━━━━━ DATA FOR THE TASK ━━━━━

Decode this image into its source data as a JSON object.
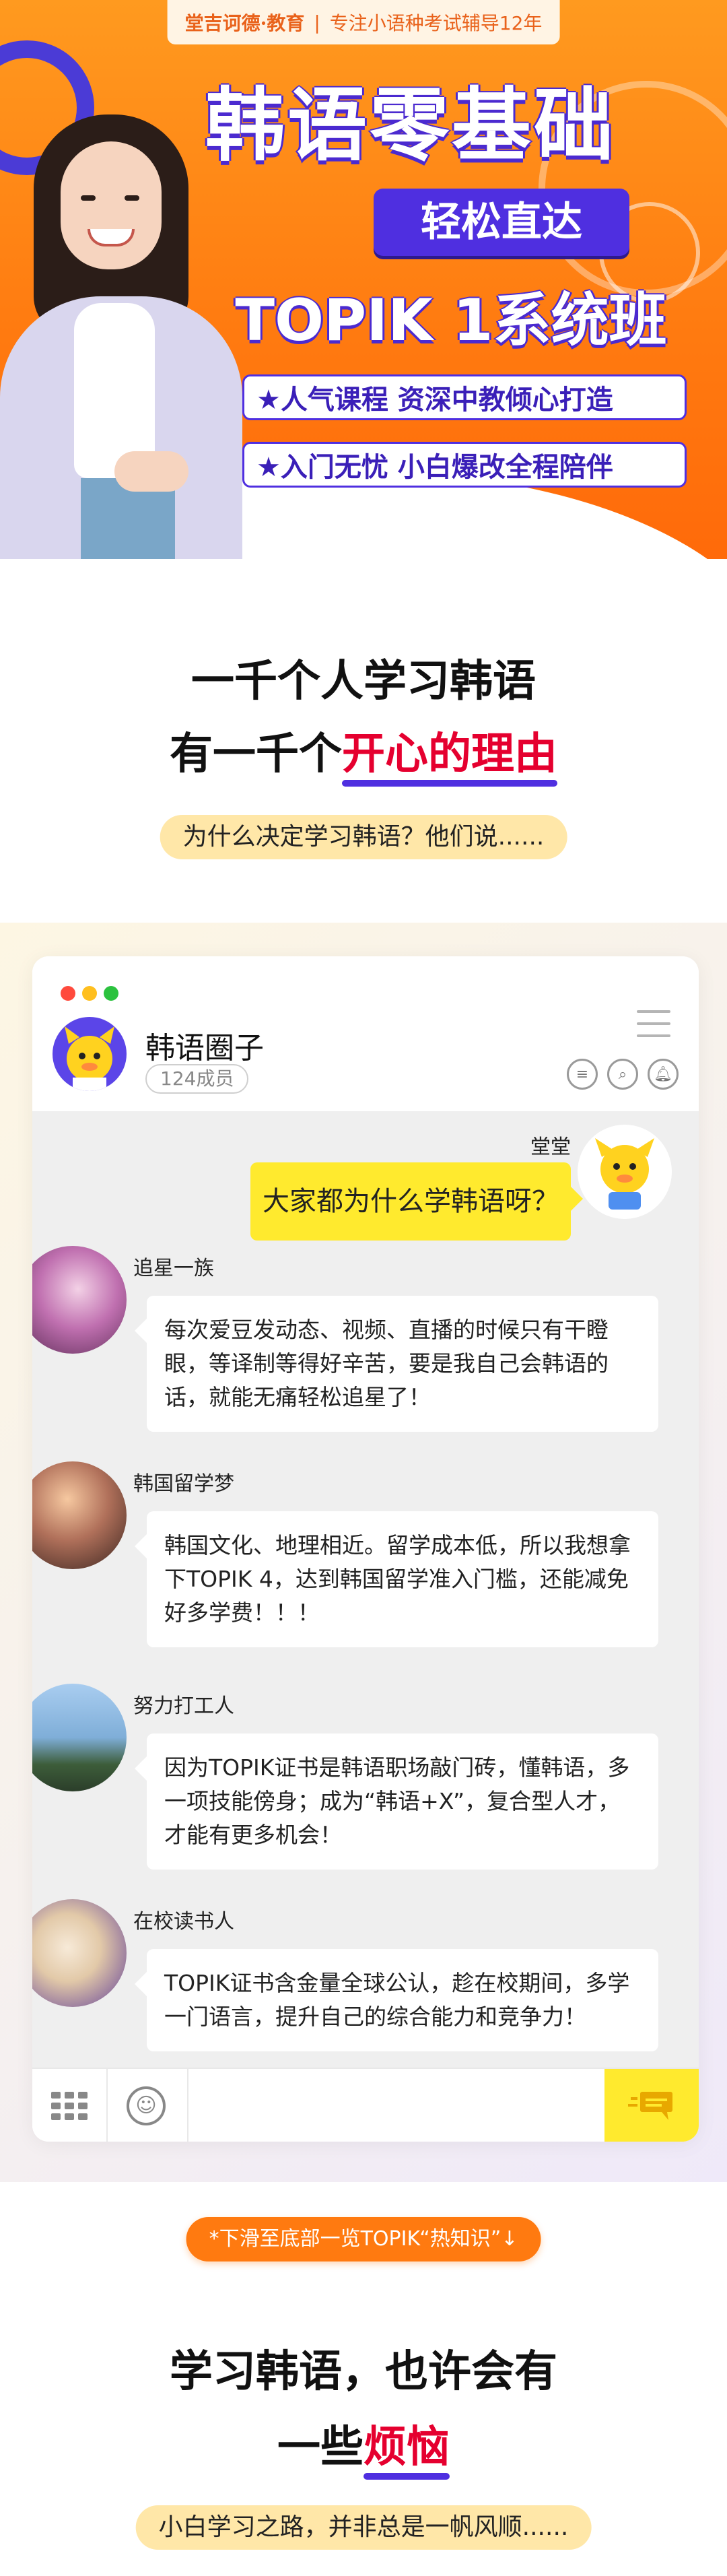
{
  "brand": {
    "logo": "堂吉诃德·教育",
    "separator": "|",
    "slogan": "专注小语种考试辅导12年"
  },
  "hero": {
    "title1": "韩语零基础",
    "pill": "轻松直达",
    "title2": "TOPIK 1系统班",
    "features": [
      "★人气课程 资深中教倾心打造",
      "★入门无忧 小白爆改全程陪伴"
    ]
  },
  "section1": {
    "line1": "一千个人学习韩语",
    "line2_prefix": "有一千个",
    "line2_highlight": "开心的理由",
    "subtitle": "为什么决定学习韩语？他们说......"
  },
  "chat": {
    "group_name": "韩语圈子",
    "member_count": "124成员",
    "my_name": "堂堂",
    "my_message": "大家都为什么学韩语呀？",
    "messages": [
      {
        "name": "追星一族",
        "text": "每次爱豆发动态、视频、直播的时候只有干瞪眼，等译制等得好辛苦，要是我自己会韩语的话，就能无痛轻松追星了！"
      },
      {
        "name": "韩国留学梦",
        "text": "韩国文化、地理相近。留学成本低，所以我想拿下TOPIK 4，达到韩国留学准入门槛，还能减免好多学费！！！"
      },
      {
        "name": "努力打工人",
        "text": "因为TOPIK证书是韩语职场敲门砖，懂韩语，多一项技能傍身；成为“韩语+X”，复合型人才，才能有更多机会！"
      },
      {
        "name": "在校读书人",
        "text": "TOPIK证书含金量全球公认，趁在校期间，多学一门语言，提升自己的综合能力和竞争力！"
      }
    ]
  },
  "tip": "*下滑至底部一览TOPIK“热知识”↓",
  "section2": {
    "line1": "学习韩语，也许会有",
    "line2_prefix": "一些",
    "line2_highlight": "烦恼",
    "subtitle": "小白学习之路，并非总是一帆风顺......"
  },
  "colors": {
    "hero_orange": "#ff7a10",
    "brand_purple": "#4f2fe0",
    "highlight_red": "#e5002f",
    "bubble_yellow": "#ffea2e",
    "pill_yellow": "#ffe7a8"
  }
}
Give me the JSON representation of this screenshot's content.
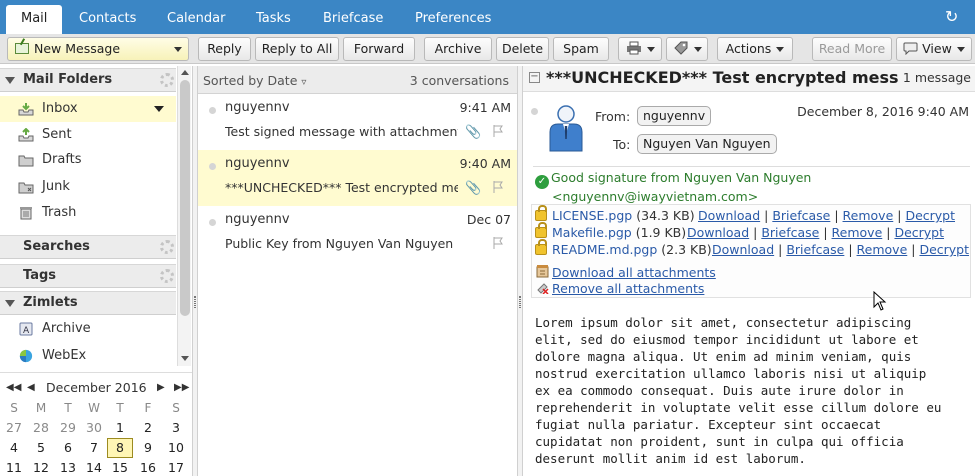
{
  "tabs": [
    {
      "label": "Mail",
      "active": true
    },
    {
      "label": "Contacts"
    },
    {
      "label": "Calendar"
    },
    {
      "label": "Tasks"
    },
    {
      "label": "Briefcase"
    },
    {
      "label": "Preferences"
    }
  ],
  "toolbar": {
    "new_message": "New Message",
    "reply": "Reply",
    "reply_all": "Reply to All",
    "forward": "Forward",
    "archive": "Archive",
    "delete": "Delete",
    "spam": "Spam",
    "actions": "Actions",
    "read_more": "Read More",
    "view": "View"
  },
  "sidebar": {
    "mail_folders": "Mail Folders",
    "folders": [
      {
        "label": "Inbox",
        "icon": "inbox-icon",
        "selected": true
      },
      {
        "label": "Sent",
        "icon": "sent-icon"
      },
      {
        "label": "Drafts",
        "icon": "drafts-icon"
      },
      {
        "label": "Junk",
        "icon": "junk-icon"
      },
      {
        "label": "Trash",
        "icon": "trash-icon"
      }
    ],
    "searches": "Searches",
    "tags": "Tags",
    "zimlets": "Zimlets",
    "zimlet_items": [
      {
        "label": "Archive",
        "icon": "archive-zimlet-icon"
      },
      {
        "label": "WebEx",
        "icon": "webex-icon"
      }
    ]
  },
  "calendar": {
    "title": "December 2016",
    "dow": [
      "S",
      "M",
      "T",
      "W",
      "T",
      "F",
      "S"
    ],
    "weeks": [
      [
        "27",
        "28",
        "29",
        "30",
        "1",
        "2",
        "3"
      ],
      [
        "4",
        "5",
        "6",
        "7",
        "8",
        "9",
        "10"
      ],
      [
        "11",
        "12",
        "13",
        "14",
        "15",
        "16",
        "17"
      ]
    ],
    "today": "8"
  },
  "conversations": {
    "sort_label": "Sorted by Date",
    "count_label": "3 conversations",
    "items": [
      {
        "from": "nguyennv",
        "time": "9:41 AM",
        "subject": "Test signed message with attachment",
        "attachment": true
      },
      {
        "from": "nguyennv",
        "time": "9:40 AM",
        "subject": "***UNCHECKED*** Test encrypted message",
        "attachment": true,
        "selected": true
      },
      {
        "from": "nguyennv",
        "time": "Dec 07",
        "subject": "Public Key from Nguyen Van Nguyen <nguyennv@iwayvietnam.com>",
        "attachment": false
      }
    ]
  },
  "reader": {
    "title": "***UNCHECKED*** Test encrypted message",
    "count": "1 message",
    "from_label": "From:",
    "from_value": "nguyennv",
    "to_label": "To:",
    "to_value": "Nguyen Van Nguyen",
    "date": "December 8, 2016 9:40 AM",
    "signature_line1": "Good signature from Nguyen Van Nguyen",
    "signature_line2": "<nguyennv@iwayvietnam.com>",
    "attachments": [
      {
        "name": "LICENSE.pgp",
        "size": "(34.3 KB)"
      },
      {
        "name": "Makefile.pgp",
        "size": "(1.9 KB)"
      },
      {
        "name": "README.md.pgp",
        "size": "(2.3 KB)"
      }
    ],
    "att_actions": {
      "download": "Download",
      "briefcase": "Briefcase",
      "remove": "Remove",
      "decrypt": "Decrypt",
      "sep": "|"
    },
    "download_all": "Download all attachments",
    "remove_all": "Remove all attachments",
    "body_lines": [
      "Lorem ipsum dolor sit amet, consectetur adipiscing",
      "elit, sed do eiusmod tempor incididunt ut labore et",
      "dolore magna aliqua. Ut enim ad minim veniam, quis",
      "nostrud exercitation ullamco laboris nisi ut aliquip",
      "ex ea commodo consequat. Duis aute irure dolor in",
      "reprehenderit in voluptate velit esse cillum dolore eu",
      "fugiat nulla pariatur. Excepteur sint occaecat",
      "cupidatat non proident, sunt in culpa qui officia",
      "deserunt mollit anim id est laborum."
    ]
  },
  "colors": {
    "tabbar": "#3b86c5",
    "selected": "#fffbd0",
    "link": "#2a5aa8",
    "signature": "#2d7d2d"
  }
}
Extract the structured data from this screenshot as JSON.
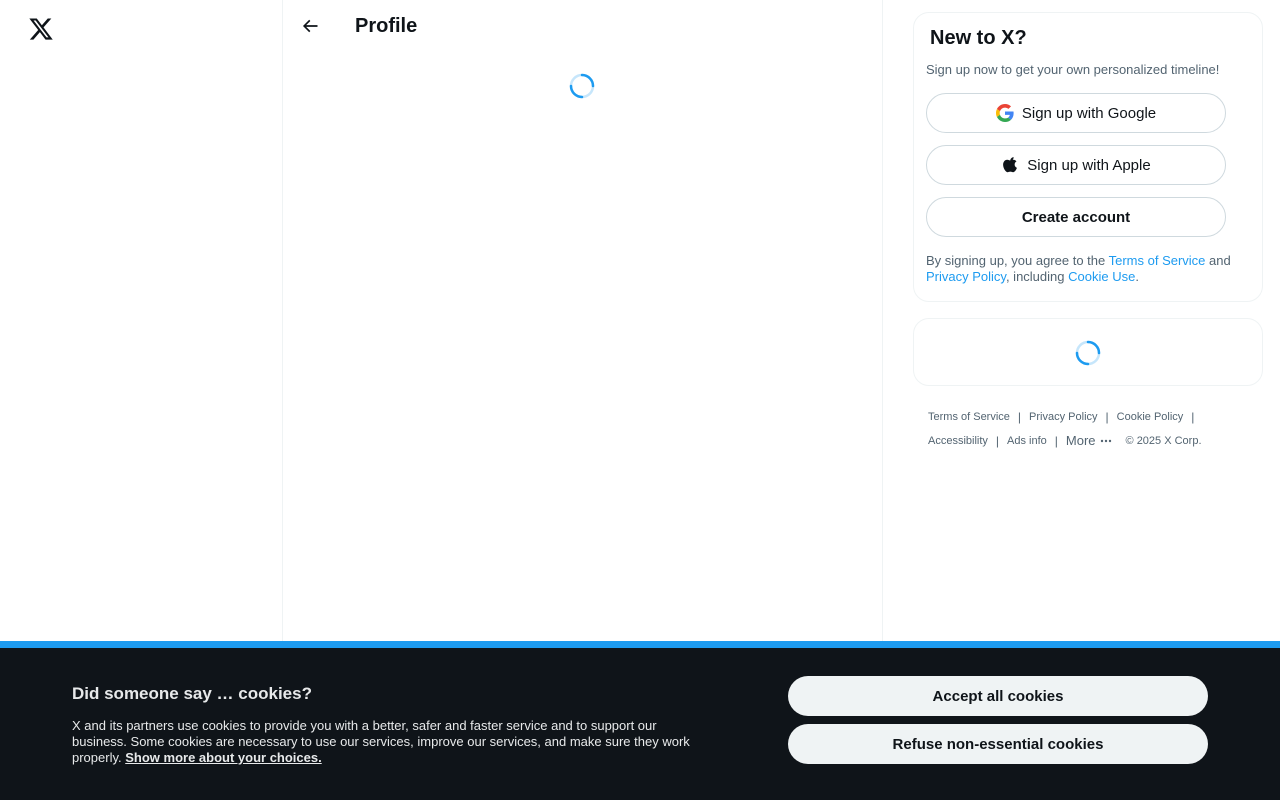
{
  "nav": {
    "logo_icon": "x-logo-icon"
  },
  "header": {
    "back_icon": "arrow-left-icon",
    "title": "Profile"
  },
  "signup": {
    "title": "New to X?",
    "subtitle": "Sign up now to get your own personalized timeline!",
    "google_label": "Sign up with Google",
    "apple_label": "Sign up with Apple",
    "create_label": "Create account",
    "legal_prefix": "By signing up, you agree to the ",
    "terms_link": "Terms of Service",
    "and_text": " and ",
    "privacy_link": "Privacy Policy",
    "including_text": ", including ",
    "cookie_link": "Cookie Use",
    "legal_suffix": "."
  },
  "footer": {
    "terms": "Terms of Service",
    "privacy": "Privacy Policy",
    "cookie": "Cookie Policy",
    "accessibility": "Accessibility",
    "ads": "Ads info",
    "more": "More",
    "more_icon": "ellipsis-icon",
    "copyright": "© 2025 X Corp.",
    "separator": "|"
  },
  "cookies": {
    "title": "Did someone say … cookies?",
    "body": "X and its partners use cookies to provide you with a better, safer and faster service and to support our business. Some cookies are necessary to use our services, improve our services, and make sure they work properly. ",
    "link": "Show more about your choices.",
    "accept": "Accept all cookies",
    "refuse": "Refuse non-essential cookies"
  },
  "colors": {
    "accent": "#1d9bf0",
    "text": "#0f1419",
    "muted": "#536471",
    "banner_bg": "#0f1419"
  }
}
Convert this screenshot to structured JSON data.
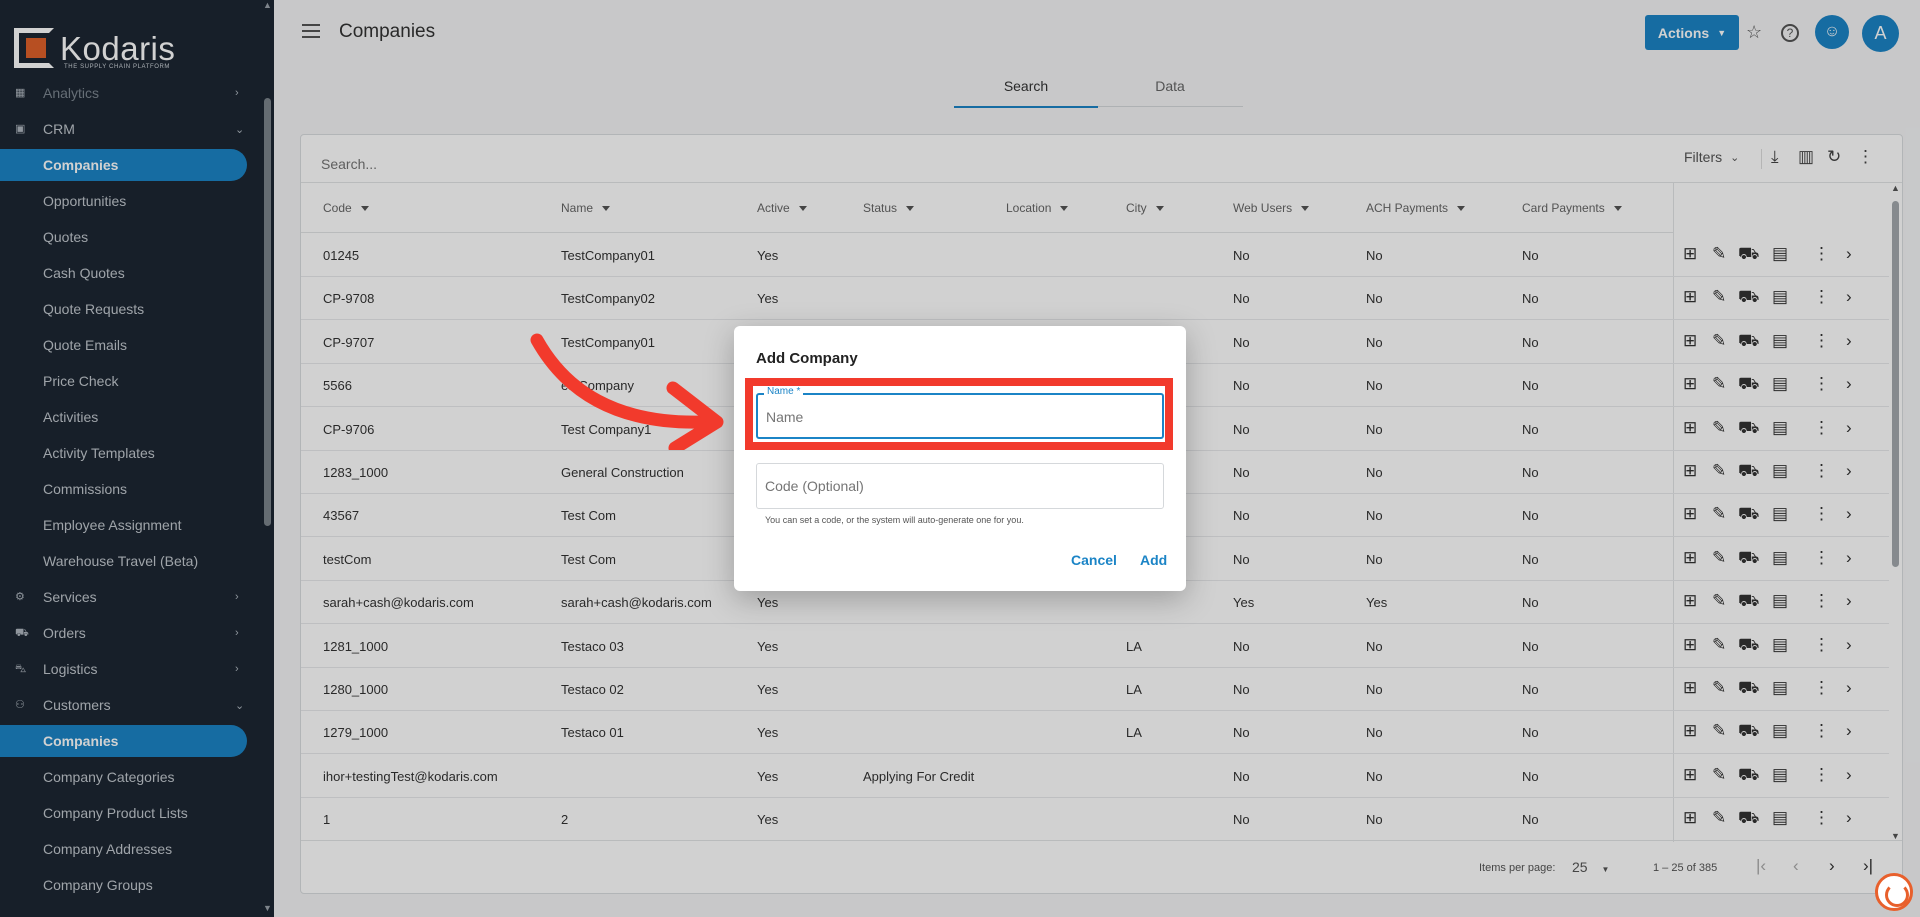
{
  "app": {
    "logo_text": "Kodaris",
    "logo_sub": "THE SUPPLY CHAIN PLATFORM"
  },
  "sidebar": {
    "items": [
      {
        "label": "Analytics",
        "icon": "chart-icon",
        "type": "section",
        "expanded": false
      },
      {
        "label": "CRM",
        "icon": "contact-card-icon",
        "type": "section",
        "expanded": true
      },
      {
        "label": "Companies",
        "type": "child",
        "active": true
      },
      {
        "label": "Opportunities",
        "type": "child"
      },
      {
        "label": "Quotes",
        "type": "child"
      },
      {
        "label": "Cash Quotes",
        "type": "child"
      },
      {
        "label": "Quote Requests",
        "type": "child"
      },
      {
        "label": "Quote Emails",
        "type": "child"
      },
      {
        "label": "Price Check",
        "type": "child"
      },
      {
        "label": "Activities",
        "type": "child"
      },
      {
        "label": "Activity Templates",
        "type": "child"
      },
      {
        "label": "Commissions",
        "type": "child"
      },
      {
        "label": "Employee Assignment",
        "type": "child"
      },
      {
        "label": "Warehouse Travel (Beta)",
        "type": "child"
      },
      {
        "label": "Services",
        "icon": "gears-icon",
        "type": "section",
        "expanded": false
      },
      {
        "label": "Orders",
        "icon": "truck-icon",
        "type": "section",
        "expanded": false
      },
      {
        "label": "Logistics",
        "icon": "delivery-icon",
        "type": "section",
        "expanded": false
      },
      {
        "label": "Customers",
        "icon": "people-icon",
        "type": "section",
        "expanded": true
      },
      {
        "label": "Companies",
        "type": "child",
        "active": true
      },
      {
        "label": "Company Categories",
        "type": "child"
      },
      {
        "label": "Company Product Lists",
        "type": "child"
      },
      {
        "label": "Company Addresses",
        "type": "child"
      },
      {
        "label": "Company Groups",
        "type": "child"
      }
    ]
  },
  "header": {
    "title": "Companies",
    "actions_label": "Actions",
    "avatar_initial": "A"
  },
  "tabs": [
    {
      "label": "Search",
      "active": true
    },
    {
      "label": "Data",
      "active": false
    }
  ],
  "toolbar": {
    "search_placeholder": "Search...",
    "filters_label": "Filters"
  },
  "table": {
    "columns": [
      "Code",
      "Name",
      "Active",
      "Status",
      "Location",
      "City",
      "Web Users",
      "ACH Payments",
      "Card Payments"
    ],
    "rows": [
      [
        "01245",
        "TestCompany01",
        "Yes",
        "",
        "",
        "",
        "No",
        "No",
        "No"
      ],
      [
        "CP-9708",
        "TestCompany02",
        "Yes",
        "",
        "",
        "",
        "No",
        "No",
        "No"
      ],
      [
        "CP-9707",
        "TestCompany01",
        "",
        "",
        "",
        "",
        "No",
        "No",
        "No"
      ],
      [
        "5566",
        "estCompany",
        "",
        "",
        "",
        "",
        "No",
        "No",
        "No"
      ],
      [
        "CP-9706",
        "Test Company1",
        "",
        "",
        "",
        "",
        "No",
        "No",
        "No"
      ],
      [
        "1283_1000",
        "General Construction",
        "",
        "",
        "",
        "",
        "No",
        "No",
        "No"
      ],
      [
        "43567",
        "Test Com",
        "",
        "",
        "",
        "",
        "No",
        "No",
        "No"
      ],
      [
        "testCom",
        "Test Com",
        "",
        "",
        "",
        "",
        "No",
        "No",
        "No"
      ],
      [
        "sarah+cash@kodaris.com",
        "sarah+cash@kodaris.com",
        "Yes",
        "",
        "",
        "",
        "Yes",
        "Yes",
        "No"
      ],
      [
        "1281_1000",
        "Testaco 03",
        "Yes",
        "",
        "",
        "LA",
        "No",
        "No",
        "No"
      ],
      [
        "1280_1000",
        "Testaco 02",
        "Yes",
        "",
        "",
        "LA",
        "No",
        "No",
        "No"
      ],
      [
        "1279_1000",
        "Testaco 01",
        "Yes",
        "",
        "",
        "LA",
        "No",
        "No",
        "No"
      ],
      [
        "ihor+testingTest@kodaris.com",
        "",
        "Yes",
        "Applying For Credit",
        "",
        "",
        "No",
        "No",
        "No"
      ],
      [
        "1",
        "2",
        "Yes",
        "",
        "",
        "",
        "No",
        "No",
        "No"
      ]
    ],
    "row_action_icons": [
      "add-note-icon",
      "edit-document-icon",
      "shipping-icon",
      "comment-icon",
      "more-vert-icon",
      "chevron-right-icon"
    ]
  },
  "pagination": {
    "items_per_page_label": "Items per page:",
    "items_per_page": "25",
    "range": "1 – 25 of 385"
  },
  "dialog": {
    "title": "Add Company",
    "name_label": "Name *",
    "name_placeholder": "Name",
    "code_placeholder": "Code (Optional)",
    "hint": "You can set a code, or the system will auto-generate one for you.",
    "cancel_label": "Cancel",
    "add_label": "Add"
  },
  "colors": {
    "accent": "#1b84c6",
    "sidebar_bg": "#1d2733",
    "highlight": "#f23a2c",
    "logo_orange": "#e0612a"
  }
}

━━━━━

TASK TO COMPLETE. List each line of the records that holds the string "iwayvietnam".

RESPONSE TO THIS EXERCISE.
        "subject": "Public Key from Nguyen Van Nguyen <nguyennv@iwayvietnam.com>",
    "signature_line2": "<nguyennv@iwayvietnam.com>",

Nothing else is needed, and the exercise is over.